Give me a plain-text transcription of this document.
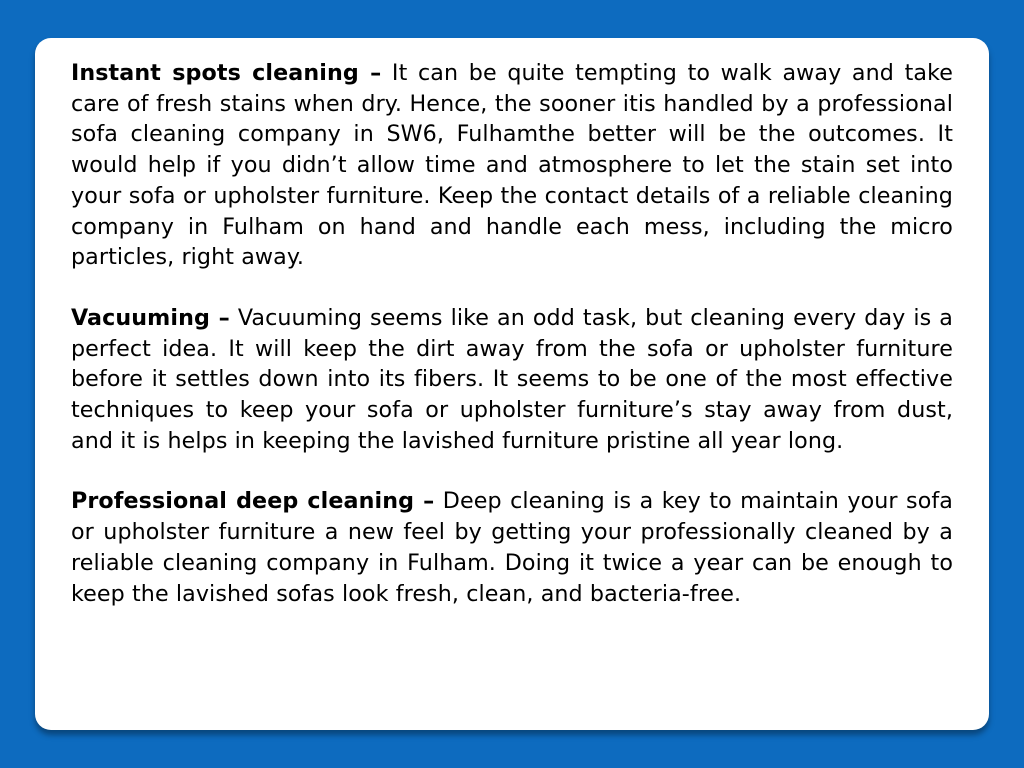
Instant spots cleaning – It can be quite tempting to walk away and take care of fresh stains when dry. Hence, the sooner itis handled by a professional sofa cleaning company in SW6, Fulhamthe better will be the outcomes. It would help if you didn’t allow time and atmosphere to let the stain set into your sofa or upholster furniture. Keep the contact details of a reliable cleaning company in Fulham on hand and handle each mess, including the micro particles, right away.

Vacuuming – Vacuuming seems like an odd task, but cleaning every day is a perfect idea. It will keep the dirt away from the sofa or upholster furniture before it settles down into its fibers. It seems to be one of the most effective techniques to keep your sofa or upholster furniture’s stay away from dust, and it is helps in keeping the lavished furniture pristine all year long.

Professional deep cleaning – Deep cleaning is a key to maintain your sofa or upholster furniture a new feel by getting your professionally cleaned by a reliable cleaning company in Fulham. Doing it twice a year can be enough to keep the lavished sofas look fresh, clean, and bacteria-free.
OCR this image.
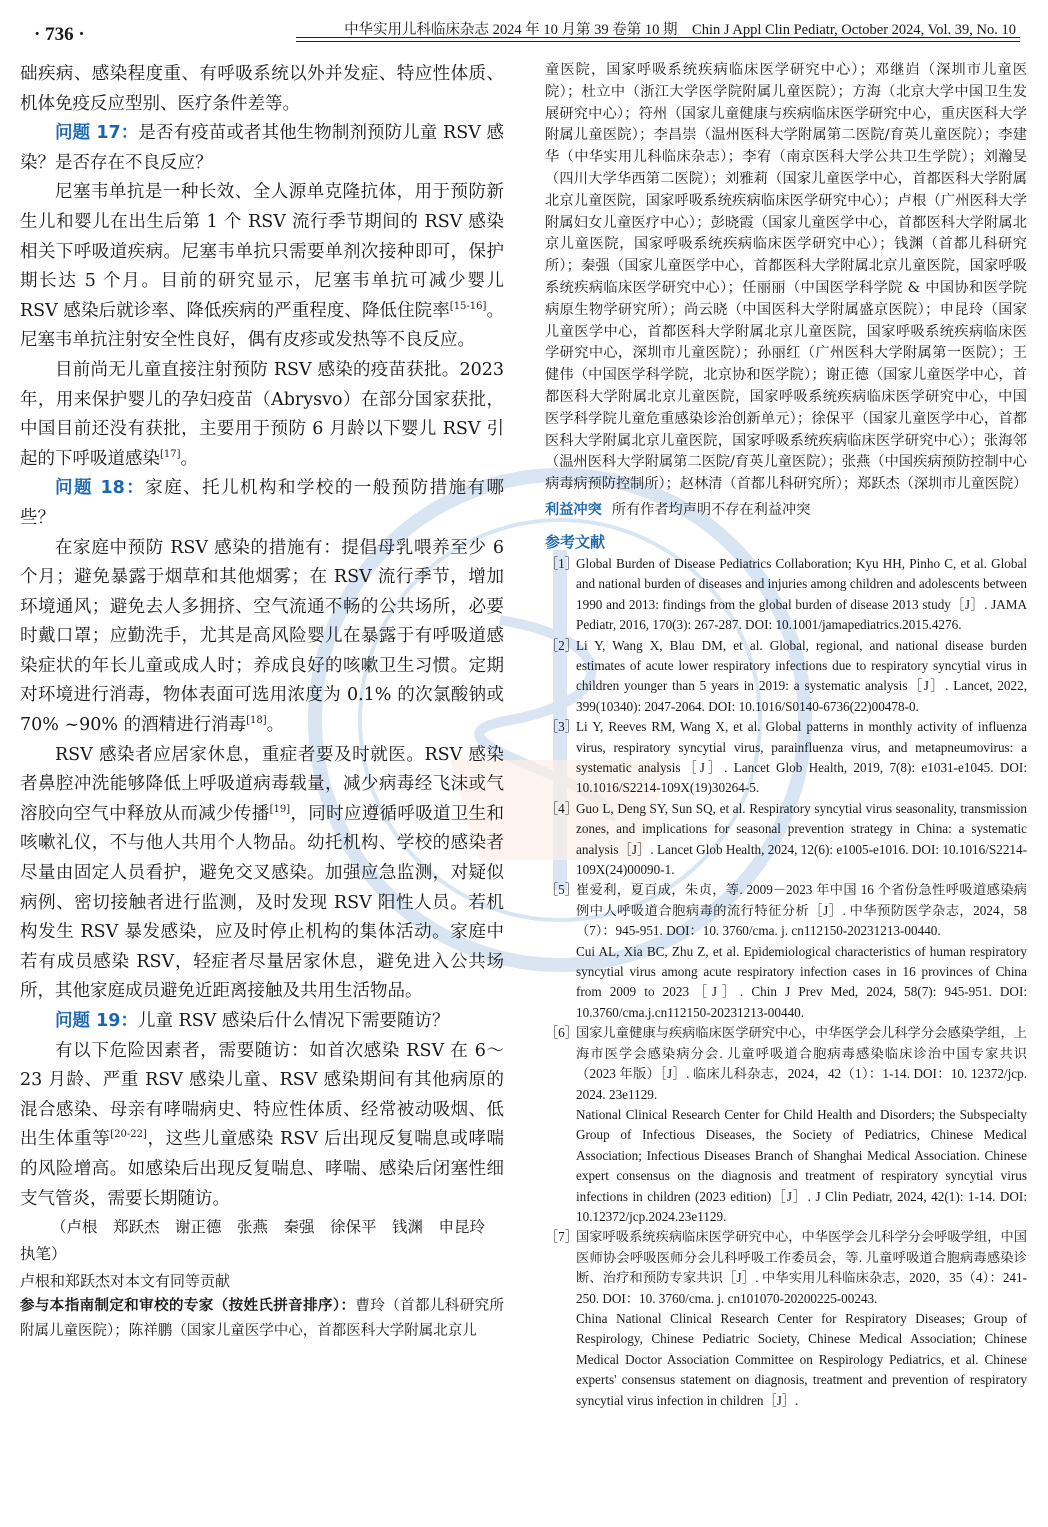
· 736 ·	中华实用儿科临床杂志 2024 年 10 月第 39 卷第 10 期　Chin J Appl Clin Pediatr, October 2024, Vol. 39, No. 10

础疾病、感染程度重、有呼吸系统以外并发症、特应性体质、机体免疫反应型别、医疗条件差等。

问题 17：是否有疫苗或者其他生物制剂预防儿童 RSV 感染？是否存在不良反应？

尼塞韦单抗是一种长效、全人源单克隆抗体，用于预防新生儿和婴儿在出生后第 1 个 RSV 流行季节期间的 RSV 感染相关下呼吸道疾病。尼塞韦单抗只需要单剂次接种即可，保护期长达 5 个月。目前的研究显示，尼塞韦单抗可减少婴儿 RSV 感染后就诊率、降低疾病的严重程度、降低住院率[15-16]。尼塞韦单抗注射安全性良好，偶有皮疹或发热等不良反应。

目前尚无儿童直接注射预防 RSV 感染的疫苗获批。2023 年，用来保护婴儿的孕妇疫苗（Abrysvo）在部分国家获批，中国目前还没有获批，主要用于预防 6 月龄以下婴儿 RSV 引起的下呼吸道感染[17]。

问题 18：家庭、托儿机构和学校的一般预防措施有哪些？

在家庭中预防 RSV 感染的措施有：提倡母乳喂养至少 6 个月；避免暴露于烟草和其他烟雾；在 RSV 流行季节，增加环境通风；避免去人多拥挤、空气流通不畅的公共场所，必要时戴口罩；应勤洗手，尤其是高风险婴儿在暴露于有呼吸道感染症状的年长儿童或成人时；养成良好的咳嗽卫生习惯。定期对环境进行消毒，物体表面可选用浓度为 0.1% 的次氯酸钠或 70% ~90% 的酒精进行消毒[18]。

RSV 感染者应居家休息，重症者要及时就医。RSV 感染者鼻腔冲洗能够降低上呼吸道病毒载量，减少病毒经飞沫或气溶胶向空气中释放从而减少传播[19]，同时应遵循呼吸道卫生和咳嗽礼仪，不与他人共用个人物品。幼托机构、学校的感染者尽量由固定人员看护，避免交叉感染。加强应急监测，对疑似病例、密切接触者进行监测，及时发现 RSV 阳性人员。若机构发生 RSV 暴发感染，应及时停止机构的集体活动。家庭中若有成员感染 RSV，轻症者尽量居家休息，避免进入公共场所，其他家庭成员避免近距离接触及共用生活物品。

问题 19：儿童 RSV 感染后什么情况下需要随访？

有以下危险因素者，需要随访：如首次感染 RSV 在 6～23 月龄、严重 RSV 感染儿童、RSV 感染期间有其他病原的混合感染、母亲有哮喘病史、特应性体质、经常被动吸烟、低出生体重等[20-22]，这些儿童感染 RSV 后出现反复喘息或哮喘的风险增高。如感染后出现反复喘息、哮喘、感染后闭塞性细支气管炎，需要长期随访。

（卢根　郑跃杰　谢正德　张燕　秦强　徐保平　钱渊　申昆玲　执笔）

卢根和郑跃杰对本文有同等贡献

参与本指南制定和审校的专家（按姓氏拼音排序）：曹玲（首都儿科研究所附属儿童医院）；陈祥鹏（国家儿童医学中心，首都医科大学附属北京儿

童医院，国家呼吸系统疾病临床医学研究中心）；邓继岿（深圳市儿童医院）；杜立中（浙江大学医学院附属儿童医院）；方海（北京大学中国卫生发展研究中心）；符州（国家儿童健康与疾病临床医学研究中心，重庆医科大学附属儿童医院）；李昌崇（温州医科大学附属第二医院/育英儿童医院）；李建华（中华实用儿科临床杂志）；李宥（南京医科大学公共卫生学院）；刘瀚旻（四川大学华西第二医院）；刘雅莉（国家儿童医学中心，首都医科大学附属北京儿童医院，国家呼吸系统疾病临床医学研究中心）；卢根（广州医科大学附属妇女儿童医疗中心）；彭晓霞（国家儿童医学中心，首都医科大学附属北京儿童医院，国家呼吸系统疾病临床医学研究中心）；钱渊（首都儿科研究所）；秦强（国家儿童医学中心，首都医科大学附属北京儿童医院，国家呼吸系统疾病临床医学研究中心）；任丽丽（中国医学科学院 & 中国协和医学院病原生物学研究所）；尚云晓（中国医科大学附属盛京医院）；申昆玲（国家儿童医学中心，首都医科大学附属北京儿童医院，国家呼吸系统疾病临床医学研究中心，深圳市儿童医院）；孙丽红（广州医科大学附属第一医院）；王健伟（中国医学科学院，北京协和医学院）；谢正德（国家儿童医学中心，首都医科大学附属北京儿童医院，国家呼吸系统疾病临床医学研究中心，中国医学科学院儿童危重感染诊治创新单元）；徐保平（国家儿童医学中心，首都医科大学附属北京儿童医院，国家呼吸系统疾病临床医学研究中心）；张海邻（温州医科大学附属第二医院/育英儿童医院）；张燕（中国疾病预防控制中心病毒病预防控制所）；赵林清（首都儿科研究所）；郑跃杰（深圳市儿童医院）

利益冲突 所有作者均声明不存在利益冲突

参考文献

［1］
Global Burden of Disease Pediatrics Collaboration; Kyu HH, Pinho C, et al. Global and national burden of diseases and injuries among children and adolescents between 1990 and 2013: findings from the global burden of disease 2013 study［J］. JAMA Pediatr, 2016, 170(3): 267-287. DOI: 10.1001/jamapediatrics.2015.4276.
［2］
Li Y, Wang X, Blau DM, et al. Global, regional, and national disease burden estimates of acute lower respiratory infections due to respiratory syncytial virus in children younger than 5 years in 2019: a systematic analysis［J］. Lancet, 2022, 399(10340): 2047-2064. DOI: 10.1016/S0140-6736(22)00478-0.
［3］
Li Y, Reeves RM, Wang X, et al. Global patterns in monthly activity of influenza virus, respiratory syncytial virus, parainfluenza virus, and metapneumovirus: a systematic analysis［J］. Lancet Glob Health, 2019, 7(8): e1031-e1045. DOI: 10.1016/S2214-109X(19)30264-5.
［4］
Guo L, Deng SY, Sun SQ, et al. Respiratory syncytial virus seasonality, transmission zones, and implications for seasonal prevention strategy in China: a systematic analysis［J］. Lancet Glob Health, 2024, 12(6): e1005-e1016. DOI: 10.1016/S2214-109X(24)00090-1.
［5］
崔爱利，夏百成，朱贞，等. 2009－2023 年中国 16 个省份急性呼吸道感染病例中人呼吸道合胞病毒的流行特征分析［J］. 中华预防医学杂志，2024，58（7）：945-951. DOI：10. 3760/cma. j. cn112150-20231213-00440.
Cui AL, Xia BC, Zhu Z, et al. Epidemiological characteristics of human respiratory syncytial virus among acute respiratory infection cases in 16 provinces of China from 2009 to 2023［J］. Chin J Prev Med, 2024, 58(7): 945-951. DOI: 10.3760/cma.j.cn112150-20231213-00440.
［6］
国家儿童健康与疾病临床医学研究中心，中华医学会儿科学分会感染学组，上海市医学会感染病分会. 儿童呼吸道合胞病毒感染临床诊治中国专家共识（2023 年版）［J］. 临床儿科杂志，2024，42（1）：1-14. DOI：10. 12372/jcp. 2024. 23e1129.
National Clinical Research Center for Child Health and Disorders; the Subspecialty Group of Infectious Diseases, the Society of Pediatrics, Chinese Medical Association; Infectious Diseases Branch of Shanghai Medical Association. Chinese expert consensus on the diagnosis and treatment of respiratory syncytial virus infections in children (2023 edition)［J］. J Clin Pediatr, 2024, 42(1): 1-14. DOI: 10.12372/jcp.2024.23e1129.
［7］
国家呼吸系统疾病临床医学研究中心，中华医学会儿科学分会呼吸学组，中国医师协会呼吸医师分会儿科呼吸工作委员会，等. 儿童呼吸道合胞病毒感染诊断、治疗和预防专家共识［J］. 中华实用儿科临床杂志，2020，35（4）：241-250. DOI：10. 3760/cma. j. cn101070-20200225-00243.
China National Clinical Research Center for Respiratory Diseases; Group of Respirology, Chinese Pediatric Society, Chinese Medical Association; Chinese Medical Doctor Association Committee on Respirology Pediatrics, et al. Chinese experts' consensus statement on diagnosis, treatment and prevention of respiratory syncytial virus infection in children［J］.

──────────────────────────────

WORK REQUEST
What lines above contain "this"? Copy them out.

WRITTEN RESPONSE
Give me a plain-text transcription of this document.
OCR this image.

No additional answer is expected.